Written problem: Go through the lines below and copy each one that holds the string "screenshot".

-- BEGIN --

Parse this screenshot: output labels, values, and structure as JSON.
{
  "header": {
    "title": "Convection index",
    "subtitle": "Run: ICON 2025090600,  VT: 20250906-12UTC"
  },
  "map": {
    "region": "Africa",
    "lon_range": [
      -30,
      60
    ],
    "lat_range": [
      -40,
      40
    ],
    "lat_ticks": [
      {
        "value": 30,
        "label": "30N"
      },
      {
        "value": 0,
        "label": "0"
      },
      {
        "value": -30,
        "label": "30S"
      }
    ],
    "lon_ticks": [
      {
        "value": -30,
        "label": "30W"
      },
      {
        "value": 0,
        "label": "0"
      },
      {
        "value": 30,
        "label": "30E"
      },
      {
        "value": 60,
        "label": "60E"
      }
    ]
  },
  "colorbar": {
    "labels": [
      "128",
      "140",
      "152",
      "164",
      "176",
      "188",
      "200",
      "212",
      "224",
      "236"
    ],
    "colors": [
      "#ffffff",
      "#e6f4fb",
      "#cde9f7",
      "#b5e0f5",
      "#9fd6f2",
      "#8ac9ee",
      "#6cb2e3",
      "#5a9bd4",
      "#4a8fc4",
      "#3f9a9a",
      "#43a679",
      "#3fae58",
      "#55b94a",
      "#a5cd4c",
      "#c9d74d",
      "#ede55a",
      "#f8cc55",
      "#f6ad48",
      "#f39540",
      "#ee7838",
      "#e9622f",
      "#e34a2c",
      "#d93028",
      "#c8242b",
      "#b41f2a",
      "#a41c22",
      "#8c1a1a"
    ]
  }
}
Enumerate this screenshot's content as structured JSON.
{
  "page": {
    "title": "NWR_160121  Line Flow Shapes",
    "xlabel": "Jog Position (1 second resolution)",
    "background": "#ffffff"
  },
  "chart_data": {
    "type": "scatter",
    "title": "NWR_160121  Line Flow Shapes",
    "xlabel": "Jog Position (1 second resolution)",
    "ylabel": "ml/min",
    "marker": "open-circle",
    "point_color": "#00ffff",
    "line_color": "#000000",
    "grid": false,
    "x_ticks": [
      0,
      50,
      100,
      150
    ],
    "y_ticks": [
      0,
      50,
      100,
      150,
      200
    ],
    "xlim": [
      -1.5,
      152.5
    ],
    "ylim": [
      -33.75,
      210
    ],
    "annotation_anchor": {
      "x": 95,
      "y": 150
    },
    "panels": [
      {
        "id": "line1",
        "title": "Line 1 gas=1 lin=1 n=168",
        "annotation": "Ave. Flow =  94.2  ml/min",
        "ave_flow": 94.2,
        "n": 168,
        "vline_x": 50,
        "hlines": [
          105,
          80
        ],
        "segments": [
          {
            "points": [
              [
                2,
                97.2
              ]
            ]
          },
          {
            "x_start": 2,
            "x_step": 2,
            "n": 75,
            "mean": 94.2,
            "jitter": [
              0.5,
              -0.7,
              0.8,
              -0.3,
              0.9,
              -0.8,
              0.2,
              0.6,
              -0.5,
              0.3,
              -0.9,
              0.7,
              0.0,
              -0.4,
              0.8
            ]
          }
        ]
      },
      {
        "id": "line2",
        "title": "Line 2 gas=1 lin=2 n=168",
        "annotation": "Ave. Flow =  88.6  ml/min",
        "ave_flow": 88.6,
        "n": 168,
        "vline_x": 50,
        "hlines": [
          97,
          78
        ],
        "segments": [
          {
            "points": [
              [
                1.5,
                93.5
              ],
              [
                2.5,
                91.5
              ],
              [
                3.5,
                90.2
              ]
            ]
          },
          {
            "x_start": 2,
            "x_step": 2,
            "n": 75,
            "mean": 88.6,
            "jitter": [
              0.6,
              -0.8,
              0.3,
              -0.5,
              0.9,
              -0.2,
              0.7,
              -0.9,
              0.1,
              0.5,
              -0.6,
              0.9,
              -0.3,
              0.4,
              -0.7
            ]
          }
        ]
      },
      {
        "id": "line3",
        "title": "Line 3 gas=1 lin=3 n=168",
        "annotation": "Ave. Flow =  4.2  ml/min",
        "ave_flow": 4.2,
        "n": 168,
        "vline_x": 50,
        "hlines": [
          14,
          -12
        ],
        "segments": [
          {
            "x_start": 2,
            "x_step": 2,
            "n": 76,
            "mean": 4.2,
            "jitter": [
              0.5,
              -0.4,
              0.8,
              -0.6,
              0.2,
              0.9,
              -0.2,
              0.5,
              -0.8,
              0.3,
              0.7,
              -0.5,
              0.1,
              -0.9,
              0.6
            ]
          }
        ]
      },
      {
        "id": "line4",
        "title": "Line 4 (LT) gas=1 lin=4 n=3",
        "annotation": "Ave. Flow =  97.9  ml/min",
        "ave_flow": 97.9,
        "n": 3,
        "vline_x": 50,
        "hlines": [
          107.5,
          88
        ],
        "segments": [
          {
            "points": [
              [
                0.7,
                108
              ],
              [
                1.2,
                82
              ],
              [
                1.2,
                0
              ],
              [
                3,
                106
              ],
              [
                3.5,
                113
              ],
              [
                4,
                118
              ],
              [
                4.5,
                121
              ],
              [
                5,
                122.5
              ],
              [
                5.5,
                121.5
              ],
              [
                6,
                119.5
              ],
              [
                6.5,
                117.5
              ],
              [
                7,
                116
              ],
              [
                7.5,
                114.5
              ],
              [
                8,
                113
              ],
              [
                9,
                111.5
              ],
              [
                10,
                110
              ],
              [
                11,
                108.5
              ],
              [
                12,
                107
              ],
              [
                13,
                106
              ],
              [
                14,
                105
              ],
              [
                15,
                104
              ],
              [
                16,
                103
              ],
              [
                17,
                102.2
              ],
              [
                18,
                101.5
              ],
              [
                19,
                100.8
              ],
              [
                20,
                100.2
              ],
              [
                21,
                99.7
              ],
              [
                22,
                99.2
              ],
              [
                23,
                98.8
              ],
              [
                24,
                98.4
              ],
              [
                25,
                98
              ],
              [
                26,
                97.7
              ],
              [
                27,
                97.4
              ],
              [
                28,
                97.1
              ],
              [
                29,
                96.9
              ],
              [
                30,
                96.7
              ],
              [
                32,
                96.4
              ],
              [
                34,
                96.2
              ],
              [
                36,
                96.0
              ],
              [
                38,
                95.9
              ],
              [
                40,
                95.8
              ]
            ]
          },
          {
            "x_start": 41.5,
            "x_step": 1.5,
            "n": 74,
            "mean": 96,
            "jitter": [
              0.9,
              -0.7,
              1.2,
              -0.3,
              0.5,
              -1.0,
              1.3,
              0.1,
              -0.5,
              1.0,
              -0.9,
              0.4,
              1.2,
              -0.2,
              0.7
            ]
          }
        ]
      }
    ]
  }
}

-- END --

Response for this exercise:
Parse this screenshot: output labels, values, and structure as JSON.
Enumerate this screenshot's content as structured JSON.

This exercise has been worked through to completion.